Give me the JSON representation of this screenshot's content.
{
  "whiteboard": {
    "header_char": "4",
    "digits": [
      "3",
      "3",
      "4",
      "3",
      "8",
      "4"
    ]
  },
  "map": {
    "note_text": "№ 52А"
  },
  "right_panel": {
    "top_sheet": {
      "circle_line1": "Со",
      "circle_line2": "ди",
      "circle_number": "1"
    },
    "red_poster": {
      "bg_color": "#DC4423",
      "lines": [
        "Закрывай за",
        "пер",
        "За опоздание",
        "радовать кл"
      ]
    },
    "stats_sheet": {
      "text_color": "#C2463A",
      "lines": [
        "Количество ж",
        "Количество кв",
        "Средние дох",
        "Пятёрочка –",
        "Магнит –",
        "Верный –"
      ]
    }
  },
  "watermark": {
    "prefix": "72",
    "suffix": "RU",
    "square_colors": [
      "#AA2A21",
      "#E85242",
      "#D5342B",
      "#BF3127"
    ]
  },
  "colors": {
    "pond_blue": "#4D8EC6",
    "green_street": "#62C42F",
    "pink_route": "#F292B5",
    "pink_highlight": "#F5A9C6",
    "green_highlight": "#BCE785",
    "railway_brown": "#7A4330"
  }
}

--------

**The problem:** Write out the records shown above, exactly as they appear.

**Complete answer:**
Give me the JSON representation of this screenshot's content.
{
  "whiteboard": {
    "header_char": "4",
    "digits": [
      "3",
      "3",
      "4",
      "3",
      "8",
      "4"
    ]
  },
  "map": {
    "note_text": "№ 52А"
  },
  "right_panel": {
    "top_sheet": {
      "circle_line1": "Со",
      "circle_line2": "ди",
      "circle_number": "1"
    },
    "red_poster": {
      "bg_color": "#DC4423",
      "lines": [
        "Закрывай за",
        "пер",
        "За опоздание",
        "радовать кл"
      ]
    },
    "stats_sheet": {
      "text_color": "#C2463A",
      "lines": [
        "Количество ж",
        "Количество кв",
        "Средние дох",
        "Пятёрочка –",
        "Магнит –",
        "Верный –"
      ]
    }
  },
  "watermark": {
    "prefix": "72",
    "suffix": "RU",
    "square_colors": [
      "#AA2A21",
      "#E85242",
      "#D5342B",
      "#BF3127"
    ]
  },
  "colors": {
    "pond_blue": "#4D8EC6",
    "green_street": "#62C42F",
    "pink_route": "#F292B5",
    "pink_highlight": "#F5A9C6",
    "green_highlight": "#BCE785",
    "railway_brown": "#7A4330"
  }
}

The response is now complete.